▶ GIVEN REQUEST
Set down each record exactly as written.

▶ MATERIAL SHOWN

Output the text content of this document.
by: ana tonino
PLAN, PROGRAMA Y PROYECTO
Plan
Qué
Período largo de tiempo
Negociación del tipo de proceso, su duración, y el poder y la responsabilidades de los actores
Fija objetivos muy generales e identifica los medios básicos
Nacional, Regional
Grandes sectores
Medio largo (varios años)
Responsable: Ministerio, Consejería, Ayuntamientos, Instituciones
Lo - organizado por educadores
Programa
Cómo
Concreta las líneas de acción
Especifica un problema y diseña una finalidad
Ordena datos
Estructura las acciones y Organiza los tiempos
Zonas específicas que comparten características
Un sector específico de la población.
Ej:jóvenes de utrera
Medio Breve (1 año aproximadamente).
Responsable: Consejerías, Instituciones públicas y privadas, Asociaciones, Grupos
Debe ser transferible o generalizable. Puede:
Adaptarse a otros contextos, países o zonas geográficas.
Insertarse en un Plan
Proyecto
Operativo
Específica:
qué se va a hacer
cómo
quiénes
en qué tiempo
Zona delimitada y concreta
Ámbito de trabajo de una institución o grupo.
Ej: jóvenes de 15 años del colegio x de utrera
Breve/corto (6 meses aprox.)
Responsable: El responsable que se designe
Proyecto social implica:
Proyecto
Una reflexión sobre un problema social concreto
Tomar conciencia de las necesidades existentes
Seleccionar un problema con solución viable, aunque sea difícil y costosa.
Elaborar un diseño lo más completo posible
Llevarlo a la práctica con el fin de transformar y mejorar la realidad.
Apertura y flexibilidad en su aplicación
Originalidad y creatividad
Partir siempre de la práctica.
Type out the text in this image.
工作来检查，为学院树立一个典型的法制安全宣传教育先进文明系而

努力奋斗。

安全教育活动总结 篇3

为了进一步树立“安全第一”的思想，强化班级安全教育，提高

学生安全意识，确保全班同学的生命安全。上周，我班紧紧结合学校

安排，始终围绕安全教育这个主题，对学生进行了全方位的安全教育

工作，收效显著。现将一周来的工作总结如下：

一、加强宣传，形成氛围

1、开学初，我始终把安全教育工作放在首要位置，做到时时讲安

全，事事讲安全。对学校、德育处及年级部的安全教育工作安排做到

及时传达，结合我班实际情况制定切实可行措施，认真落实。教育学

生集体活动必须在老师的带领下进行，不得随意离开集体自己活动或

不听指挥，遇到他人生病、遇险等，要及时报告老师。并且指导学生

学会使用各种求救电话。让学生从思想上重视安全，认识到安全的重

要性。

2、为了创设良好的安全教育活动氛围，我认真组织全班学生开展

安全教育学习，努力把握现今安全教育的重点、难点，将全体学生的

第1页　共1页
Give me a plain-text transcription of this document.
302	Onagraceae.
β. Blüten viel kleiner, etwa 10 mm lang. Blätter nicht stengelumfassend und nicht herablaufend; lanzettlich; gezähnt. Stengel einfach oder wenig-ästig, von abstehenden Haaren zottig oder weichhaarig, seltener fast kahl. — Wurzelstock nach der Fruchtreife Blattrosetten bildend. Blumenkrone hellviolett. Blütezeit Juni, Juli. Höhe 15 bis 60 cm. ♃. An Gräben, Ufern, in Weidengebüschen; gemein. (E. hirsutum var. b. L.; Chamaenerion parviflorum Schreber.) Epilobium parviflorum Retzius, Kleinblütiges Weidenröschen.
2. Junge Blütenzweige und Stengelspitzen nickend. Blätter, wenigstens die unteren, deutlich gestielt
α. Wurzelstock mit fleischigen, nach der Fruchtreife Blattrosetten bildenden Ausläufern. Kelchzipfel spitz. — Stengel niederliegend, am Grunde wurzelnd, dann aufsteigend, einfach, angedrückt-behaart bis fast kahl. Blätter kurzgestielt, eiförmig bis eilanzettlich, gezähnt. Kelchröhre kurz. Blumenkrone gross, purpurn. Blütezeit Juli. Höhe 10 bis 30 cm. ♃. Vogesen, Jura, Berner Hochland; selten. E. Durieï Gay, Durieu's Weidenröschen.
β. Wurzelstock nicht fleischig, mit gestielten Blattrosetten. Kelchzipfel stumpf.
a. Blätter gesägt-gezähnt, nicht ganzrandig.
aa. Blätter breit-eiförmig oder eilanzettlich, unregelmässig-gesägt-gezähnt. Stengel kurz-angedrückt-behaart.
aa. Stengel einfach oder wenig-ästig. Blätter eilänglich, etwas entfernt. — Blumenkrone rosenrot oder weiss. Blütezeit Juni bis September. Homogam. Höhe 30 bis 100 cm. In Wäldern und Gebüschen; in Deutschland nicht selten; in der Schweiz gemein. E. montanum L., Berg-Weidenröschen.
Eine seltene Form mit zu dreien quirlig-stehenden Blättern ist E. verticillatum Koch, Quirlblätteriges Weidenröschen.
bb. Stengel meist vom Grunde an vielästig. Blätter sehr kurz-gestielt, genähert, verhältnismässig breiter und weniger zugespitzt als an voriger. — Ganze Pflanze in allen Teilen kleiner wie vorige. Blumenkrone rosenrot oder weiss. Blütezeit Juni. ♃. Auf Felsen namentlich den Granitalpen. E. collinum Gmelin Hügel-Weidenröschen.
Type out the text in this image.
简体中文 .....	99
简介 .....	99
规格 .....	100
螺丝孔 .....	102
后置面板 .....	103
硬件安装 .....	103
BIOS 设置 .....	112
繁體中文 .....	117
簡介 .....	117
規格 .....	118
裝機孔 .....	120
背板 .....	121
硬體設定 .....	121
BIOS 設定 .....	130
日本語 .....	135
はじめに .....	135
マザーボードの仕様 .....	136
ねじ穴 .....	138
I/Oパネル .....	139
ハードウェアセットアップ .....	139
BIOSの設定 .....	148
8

▶ RESULT FOR THIS EXERCISE
Output the text content of this document.
by: ana tonino
PLAN, PROGRAMA Y PROYECTO
Plan
Qué
Período largo de tiempo
Negociación del tipo de proceso, su duración, y el poder y la responsabilidades de los actores
Fija objetivos muy generales e identifica los medios básicos
Nacional, Regional
Grandes sectores
Medio largo (varios años)
Responsable: Ministerio, Consejería, Ayuntamientos, Instituciones
Lo - organizado por educadores
Programa
Cómo
Concreta las líneas de acción
Especifica un problema y diseña una finalidad
Ordena datos
Estructura las acciones y Organiza los tiempos
Zonas específicas que comparten características
Un sector específico de la población.
Ej:jóvenes de utrera
Medio Breve (1 año aproximadamente).
Responsable: Consejerías, Instituciones públicas y privadas, Asociaciones, Grupos
Debe ser transferible o generalizable. Puede:
Adaptarse a otros contextos, países o zonas geográficas.
Insertarse en un Plan
Proyecto
Operativo
Específica:
qué se va a hacer
cómo
quiénes
en qué tiempo
Zona delimitada y concreta
Ámbito de trabajo de una institución o grupo.
Ej: jóvenes de 15 años del colegio x de utrera
Breve/corto (6 meses aprox.)
Responsable: El responsable que se designe
Proyecto social implica:
Proyecto
Una reflexión sobre un problema social concreto
Tomar conciencia de las necesidades existentes
Seleccionar un problema con solución viable, aunque sea difícil y costosa.
Elaborar un diseño lo más completo posible
Llevarlo a la práctica con el fin de transformar y mejorar la realidad.
Apertura y flexibilidad en su aplicación
Originalidad y creatividad
Partir siempre de la práctica.
Type out the text in this image.
工作来检查，为学院树立一个典型的法制安全宣传教育先进文明系而

努力奋斗。

安全教育活动总结 篇3

为了进一步树立“安全第一”的思想，强化班级安全教育，提高

学生安全意识，确保全班同学的生命安全。上周，我班紧紧结合学校

安排，始终围绕安全教育这个主题，对学生进行了全方位的安全教育

工作，收效显著。现将一周来的工作总结如下：

一、加强宣传，形成氛围

1、开学初，我始终把安全教育工作放在首要位置，做到时时讲安

全，事事讲安全。对学校、德育处及年级部的安全教育工作安排做到

及时传达，结合我班实际情况制定切实可行措施，认真落实。教育学

生集体活动必须在老师的带领下进行，不得随意离开集体自己活动或

不听指挥，遇到他人生病、遇险等，要及时报告老师。并且指导学生

学会使用各种求救电话。让学生从思想上重视安全，认识到安全的重

要性。

2、为了创设良好的安全教育活动氛围，我认真组织全班学生开展

安全教育学习，努力把握现今安全教育的重点、难点，将全体学生的

第1页　共1页
Give me a plain-text transcription of this document.
302	Onagraceae.
β. Blüten viel kleiner, etwa 10 mm lang. Blätter nicht stengelumfassend und nicht herablaufend; lanzettlich; gezähnt. Stengel einfach oder wenig-ästig, von abstehenden Haaren zottig oder weichhaarig, seltener fast kahl. — Wurzelstock nach der Fruchtreife Blattrosetten bildend. Blumenkrone hellviolett. Blütezeit Juni, Juli. Höhe 15 bis 60 cm. ♃. An Gräben, Ufern, in Weidengebüschen; gemein. (E. hirsutum var. b. L.; Chamaenerion parviflorum Schreber.) Epilobium parviflorum Retzius, Kleinblütiges Weidenröschen.
2. Junge Blütenzweige und Stengelspitzen nickend. Blätter, wenigstens die unteren, deutlich gestielt
α. Wurzelstock mit fleischigen, nach der Fruchtreife Blattrosetten bildenden Ausläufern. Kelchzipfel spitz. — Stengel niederliegend, am Grunde wurzelnd, dann aufsteigend, einfach, angedrückt-behaart bis fast kahl. Blätter kurzgestielt, eiförmig bis eilanzettlich, gezähnt. Kelchröhre kurz. Blumenkrone gross, purpurn. Blütezeit Juli. Höhe 10 bis 30 cm. ♃. Vogesen, Jura, Berner Hochland; selten. E. Durieï Gay, Durieu's Weidenröschen.
β. Wurzelstock nicht fleischig, mit gestielten Blattrosetten. Kelchzipfel stumpf.
a. Blätter gesägt-gezähnt, nicht ganzrandig.
aa. Blätter breit-eiförmig oder eilanzettlich, unregelmässig-gesägt-gezähnt. Stengel kurz-angedrückt-behaart.
aa. Stengel einfach oder wenig-ästig. Blätter eilänglich, etwas entfernt. — Blumenkrone rosenrot oder weiss. Blütezeit Juni bis September. Homogam. Höhe 30 bis 100 cm. In Wäldern und Gebüschen; in Deutschland nicht selten; in der Schweiz gemein. E. montanum L., Berg-Weidenröschen.
Eine seltene Form mit zu dreien quirlig-stehenden Blättern ist E. verticillatum Koch, Quirlblätteriges Weidenröschen.
bb. Stengel meist vom Grunde an vielästig. Blätter sehr kurz-gestielt, genähert, verhältnismässig breiter und weniger zugespitzt als an voriger. — Ganze Pflanze in allen Teilen kleiner wie vorige. Blumenkrone rosenrot oder weiss. Blütezeit Juni. ♃. Auf Felsen namentlich den Granitalpen. E. collinum Gmelin Hügel-Weidenröschen.
Type out the text in this image.
简体中文 .....	99
简介 .....	99
规格 .....	100
螺丝孔 .....	102
后置面板 .....	103
硬件安装 .....	103
BIOS 设置 .....	112
繁體中文 .....	117
簡介 .....	117
規格 .....	118
裝機孔 .....	120
背板 .....	121
硬體設定 .....	121
BIOS 設定 .....	130
日本語 .....	135
はじめに .....	135
マザーボードの仕様 .....	136
ねじ穴 .....	138
I/Oパネル .....	139
ハードウェアセットアップ .....	139
BIOSの設定 .....	148
8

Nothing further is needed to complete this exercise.